-- GIVEN INSTRUCTION --
Go through the material below and copy each line where the word "rendimiento" appears.

= = = = =

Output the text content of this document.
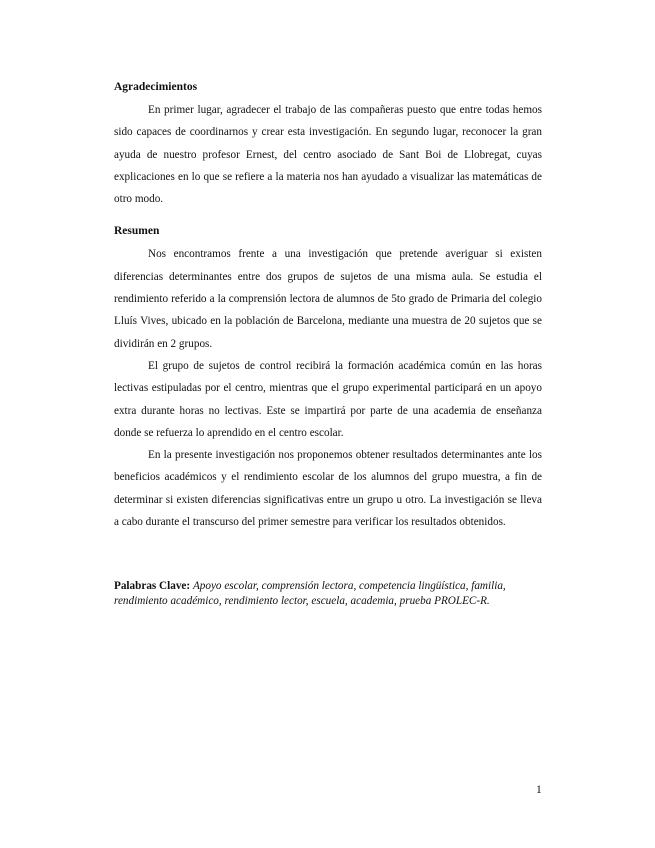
Agradecimientos

En primer lugar, agradecer el trabajo de las compañeras puesto que entre todas hemos sido capaces de coordinarnos y crear esta investigación. En segundo lugar, reconocer la gran ayuda de nuestro profesor Ernest, del centro asociado de Sant Boi de Llobregat, cuyas explicaciones en lo que se refiere a la materia nos han ayudado a visualizar las matemáticas de otro modo.

Resumen

Nos encontramos frente a una investigación que pretende averiguar si existen diferencias determinantes entre dos grupos de sujetos de una misma aula. Se estudia el rendimiento referido a la comprensión lectora de alumnos de 5to grado de Primaria del colegio Lluís Vives, ubicado en la población de Barcelona, mediante una muestra de 20 sujetos que se dividirán en 2 grupos.

El grupo de sujetos de control recibirá la formación académica común en las horas lectivas estipuladas por el centro, mientras que el grupo experimental participará en un apoyo extra durante horas no lectivas. Este se impartirá por parte de una academia de enseñanza donde se refuerza lo aprendido en el centro escolar.

En la presente investigación nos proponemos obtener resultados determinantes ante los beneficios académicos y el rendimiento escolar de los alumnos del grupo muestra, a fin de determinar si existen diferencias significativas entre un grupo u otro. La investigación se lleva a cabo durante el transcurso del primer semestre para verificar los resultados obtenidos.

Palabras Clave: Apoyo escolar, comprensión lectora, competencia lingüística, familia, rendimiento académico, rendimiento lector, escuela, academia, prueba PROLEC-R.
1
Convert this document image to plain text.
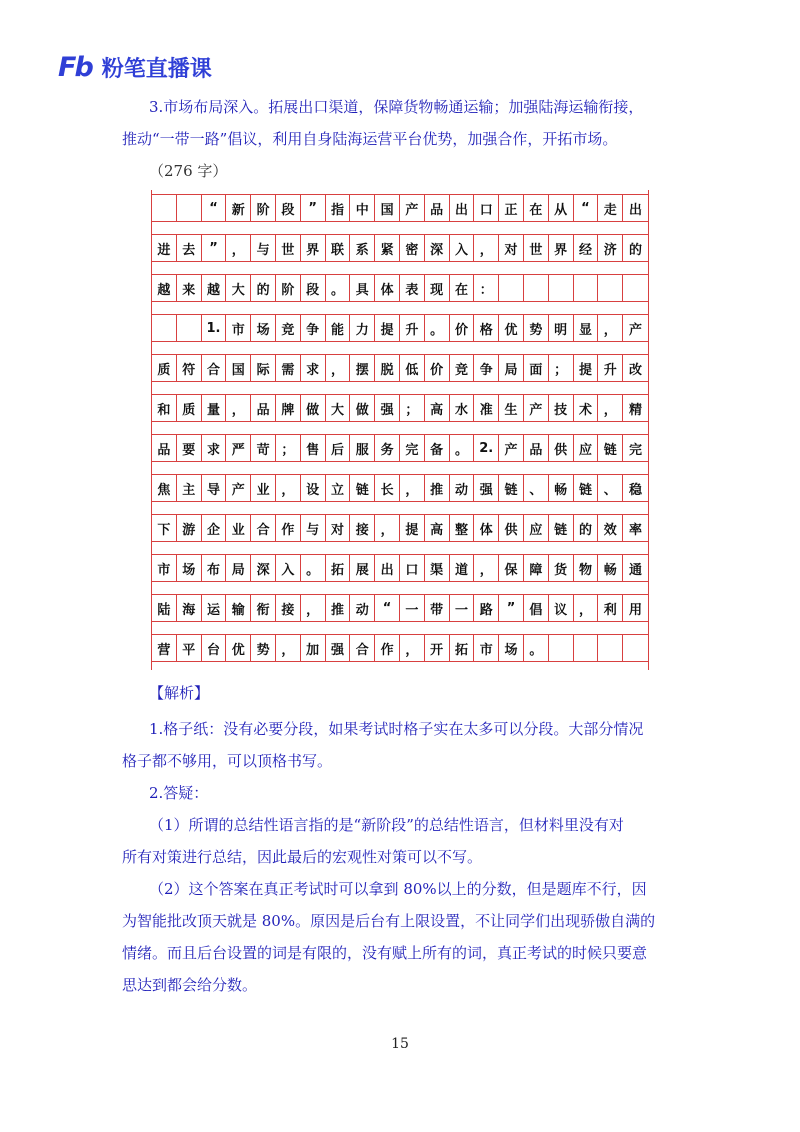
Fb 粉笔直播课
3.市场布局深入。拓展出口渠道，保障货物畅通运输；加强陆海运输衔接，
推动“一带一路”倡议，利用自身陆海运营平台优势，加强合作，开拓市场。
（276 字）
“	新 阶 段	”	指 中 国 产 品 出 口 正 在 从	“	走 出
进 去	”	， 与 世 界 联 系 紧 密 深 入 ， 对 世 界 经 济 的
越 来 越 大 的 阶 段 。 具 体 表 现 在 ：
1. 市 场 竞 争 能 力 提 升 。 价 格 优 势 明 显 ， 产
质 符 合 国 际 需 求 ， 摆 脱 低 价 竞 争 局 面 ； 提 升 改
和 质 量 ， 品 牌 做 大 做 强 ； 高 水 准 生 产 技 术 ， 精
品 要 求 严 苛 ； 售 后 服 务 完 备 。 2. 产 品 供 应 链 完
焦 主 导 产 业 ， 设 立 链 长 ， 推 动 强 链 、 畅 链 、 稳
下 游 企 业 合 作 与 对 接 ， 提 高 整 体 供 应 链 的 效 率
市 场 布 局 深 入 。 拓 展 出 口 渠 道 ， 保 障 货 物 畅 通
陆 海 运 输 衔 接 ， 推 动	“	一 带 一 路	”	倡 议 ， 利 用
营 平 台 优 势 ， 加 强 合 作 ， 开 拓 市 场 。
【解析】
1.格子纸：没有必要分段，如果考试时格子实在太多可以分段。大部分情况
格子都不够用，可以顶格书写。
2.答疑：
（1）所谓的总结性语言指的是“新阶段”的总结性语言，但材料里没有对
所有对策进行总结，因此最后的宏观性对策可以不写。
（2）这个答案在真正考试时可以拿到 80%以上的分数，但是题库不行，因
为智能批改顶天就是 80%。原因是后台有上限设置，不让同学们出现骄傲自满的
情绪。而且后台设置的词是有限的，没有赋上所有的词，真正考试的时候只要意
思达到都会给分数。
15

= = = = =

-- TASK RESULT --
Nos encontramos frente a una investigación que pretende averiguar si existen diferencias determinantes entre dos grupos de sujetos de una misma aula. Se estudia el rendimiento referido a la comprensión lectora de alumnos de 5to grado de Primaria del colegio Lluís Vives, ubicado en la población de Barcelona, mediante una muestra de 20 sujetos que se dividirán en 2 grupos.
En la presente investigación nos proponemos obtener resultados determinantes ante los beneficios académicos y el rendimiento escolar de los alumnos del grupo muestra, a fin de determinar si existen diferencias significativas entre un grupo u otro. La investigación se lleva a cabo durante el transcurso del primer semestre para verificar los resultados obtenidos.
Palabras Clave: Apoyo escolar, comprensión lectora, competencia lingüística, familia, rendimiento académico, rendimiento lector, escuela, academia, prueba PROLEC-R.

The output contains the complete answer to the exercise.